In the records below, tally every line containing "JSON". Report only the total.

+--

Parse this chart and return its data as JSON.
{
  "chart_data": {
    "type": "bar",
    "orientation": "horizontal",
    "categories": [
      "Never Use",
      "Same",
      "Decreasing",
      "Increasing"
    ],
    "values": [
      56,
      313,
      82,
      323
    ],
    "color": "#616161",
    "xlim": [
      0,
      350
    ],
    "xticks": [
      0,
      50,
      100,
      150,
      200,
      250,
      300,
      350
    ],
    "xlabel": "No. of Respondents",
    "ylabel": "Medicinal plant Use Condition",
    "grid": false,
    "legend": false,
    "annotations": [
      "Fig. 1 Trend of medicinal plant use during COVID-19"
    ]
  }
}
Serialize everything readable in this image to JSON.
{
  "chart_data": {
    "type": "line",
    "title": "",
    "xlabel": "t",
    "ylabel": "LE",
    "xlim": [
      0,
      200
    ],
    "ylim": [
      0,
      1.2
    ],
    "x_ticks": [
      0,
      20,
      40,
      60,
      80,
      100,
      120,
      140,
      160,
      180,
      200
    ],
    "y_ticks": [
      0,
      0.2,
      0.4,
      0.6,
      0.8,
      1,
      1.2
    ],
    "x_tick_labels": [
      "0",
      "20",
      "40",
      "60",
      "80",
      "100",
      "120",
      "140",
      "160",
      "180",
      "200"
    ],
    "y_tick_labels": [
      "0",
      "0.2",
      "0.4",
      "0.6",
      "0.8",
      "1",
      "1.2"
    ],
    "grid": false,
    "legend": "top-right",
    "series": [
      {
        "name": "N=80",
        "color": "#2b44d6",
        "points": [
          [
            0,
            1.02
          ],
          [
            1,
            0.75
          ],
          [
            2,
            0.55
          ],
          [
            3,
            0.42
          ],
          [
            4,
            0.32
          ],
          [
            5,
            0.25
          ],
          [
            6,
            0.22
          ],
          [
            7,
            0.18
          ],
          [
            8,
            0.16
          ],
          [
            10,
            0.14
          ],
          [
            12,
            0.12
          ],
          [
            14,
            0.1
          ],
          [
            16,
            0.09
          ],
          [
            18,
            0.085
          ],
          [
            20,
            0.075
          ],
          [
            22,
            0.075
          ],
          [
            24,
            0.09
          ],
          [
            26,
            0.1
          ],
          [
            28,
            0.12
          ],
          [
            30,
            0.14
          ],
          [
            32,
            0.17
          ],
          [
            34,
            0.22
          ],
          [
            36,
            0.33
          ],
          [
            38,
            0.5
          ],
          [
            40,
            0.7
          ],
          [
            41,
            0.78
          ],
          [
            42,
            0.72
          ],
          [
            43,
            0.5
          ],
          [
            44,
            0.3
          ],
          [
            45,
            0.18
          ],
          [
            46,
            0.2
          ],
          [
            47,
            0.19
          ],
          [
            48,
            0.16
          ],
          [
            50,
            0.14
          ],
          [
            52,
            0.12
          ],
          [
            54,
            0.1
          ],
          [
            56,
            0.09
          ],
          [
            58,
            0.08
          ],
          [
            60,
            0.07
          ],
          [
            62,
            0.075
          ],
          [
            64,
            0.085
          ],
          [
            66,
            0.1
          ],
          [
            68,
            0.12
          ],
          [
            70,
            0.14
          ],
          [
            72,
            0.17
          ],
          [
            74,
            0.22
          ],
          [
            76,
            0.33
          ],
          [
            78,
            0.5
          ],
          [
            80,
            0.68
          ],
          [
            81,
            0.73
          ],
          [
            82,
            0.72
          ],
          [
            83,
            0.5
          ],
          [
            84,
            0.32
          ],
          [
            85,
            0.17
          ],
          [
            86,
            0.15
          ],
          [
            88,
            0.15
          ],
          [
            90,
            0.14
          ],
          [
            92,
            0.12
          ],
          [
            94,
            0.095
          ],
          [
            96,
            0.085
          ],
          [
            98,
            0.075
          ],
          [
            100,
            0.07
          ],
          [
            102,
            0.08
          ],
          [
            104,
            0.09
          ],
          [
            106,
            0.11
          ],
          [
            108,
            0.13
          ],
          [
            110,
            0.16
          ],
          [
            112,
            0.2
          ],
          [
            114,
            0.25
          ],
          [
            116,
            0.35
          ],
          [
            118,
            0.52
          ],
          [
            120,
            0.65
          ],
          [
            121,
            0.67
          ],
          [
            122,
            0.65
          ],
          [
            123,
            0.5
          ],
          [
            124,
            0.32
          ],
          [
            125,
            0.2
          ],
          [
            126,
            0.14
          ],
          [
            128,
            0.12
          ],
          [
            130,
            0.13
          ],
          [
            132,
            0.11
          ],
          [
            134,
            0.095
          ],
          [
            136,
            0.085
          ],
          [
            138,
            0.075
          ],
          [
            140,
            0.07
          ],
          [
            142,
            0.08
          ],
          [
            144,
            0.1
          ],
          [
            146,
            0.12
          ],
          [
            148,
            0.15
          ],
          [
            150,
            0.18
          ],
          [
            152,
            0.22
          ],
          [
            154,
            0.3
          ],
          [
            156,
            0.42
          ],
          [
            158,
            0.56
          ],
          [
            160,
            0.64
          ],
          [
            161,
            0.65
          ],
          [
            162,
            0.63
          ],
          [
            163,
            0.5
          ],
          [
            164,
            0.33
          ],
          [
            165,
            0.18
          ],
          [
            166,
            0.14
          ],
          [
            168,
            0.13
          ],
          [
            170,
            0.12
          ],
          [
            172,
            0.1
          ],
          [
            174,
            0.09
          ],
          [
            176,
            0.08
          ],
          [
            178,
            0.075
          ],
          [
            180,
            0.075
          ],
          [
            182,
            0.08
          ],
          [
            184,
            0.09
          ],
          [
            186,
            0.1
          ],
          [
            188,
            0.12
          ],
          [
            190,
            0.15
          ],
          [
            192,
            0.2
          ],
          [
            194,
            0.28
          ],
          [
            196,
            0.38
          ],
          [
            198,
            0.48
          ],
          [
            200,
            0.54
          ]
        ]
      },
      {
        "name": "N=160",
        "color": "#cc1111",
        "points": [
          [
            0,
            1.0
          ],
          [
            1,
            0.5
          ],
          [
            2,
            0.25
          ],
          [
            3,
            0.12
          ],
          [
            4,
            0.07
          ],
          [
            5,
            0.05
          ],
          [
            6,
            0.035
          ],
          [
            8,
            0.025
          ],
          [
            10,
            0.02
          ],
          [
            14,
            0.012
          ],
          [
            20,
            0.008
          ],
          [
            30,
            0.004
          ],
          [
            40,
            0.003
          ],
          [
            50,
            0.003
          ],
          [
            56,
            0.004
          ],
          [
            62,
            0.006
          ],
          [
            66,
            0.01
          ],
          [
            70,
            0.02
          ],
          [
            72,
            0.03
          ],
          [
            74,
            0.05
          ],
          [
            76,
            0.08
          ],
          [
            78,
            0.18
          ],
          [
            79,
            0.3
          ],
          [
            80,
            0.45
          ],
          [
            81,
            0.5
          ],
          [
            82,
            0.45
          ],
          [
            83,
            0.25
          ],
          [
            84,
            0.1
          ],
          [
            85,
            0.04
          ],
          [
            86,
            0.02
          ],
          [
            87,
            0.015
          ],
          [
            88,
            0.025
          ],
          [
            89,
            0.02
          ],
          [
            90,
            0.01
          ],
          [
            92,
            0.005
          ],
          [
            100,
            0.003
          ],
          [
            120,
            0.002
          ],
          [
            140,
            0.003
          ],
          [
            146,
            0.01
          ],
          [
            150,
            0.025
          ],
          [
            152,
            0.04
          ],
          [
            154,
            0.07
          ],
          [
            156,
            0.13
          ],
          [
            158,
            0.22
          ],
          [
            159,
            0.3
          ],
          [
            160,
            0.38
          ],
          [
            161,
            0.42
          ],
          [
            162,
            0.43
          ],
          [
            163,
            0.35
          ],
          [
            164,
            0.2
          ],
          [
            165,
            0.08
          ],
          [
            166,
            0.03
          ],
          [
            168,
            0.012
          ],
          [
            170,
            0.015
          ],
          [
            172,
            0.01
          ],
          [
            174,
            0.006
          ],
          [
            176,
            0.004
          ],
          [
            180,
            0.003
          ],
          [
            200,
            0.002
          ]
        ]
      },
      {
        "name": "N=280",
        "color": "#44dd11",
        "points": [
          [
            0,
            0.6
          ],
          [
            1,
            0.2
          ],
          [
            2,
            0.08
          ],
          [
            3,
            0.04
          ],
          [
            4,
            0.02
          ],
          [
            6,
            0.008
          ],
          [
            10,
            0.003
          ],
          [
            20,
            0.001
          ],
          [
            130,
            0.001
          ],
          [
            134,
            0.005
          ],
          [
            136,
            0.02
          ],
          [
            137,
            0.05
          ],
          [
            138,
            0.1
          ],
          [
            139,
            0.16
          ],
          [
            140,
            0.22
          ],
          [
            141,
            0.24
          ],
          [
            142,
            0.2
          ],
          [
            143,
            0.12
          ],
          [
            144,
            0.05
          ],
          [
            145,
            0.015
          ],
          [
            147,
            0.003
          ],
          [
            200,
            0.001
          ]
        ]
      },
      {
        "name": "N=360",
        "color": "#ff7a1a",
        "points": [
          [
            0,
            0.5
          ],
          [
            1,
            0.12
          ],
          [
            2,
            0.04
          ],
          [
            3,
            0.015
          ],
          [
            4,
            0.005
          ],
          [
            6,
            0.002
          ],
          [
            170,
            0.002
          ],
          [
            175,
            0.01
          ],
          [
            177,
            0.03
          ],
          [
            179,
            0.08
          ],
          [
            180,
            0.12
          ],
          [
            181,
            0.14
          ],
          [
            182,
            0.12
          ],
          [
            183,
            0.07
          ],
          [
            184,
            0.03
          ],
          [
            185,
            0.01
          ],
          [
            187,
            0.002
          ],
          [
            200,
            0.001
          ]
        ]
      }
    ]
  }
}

+--

**Completed task:** 2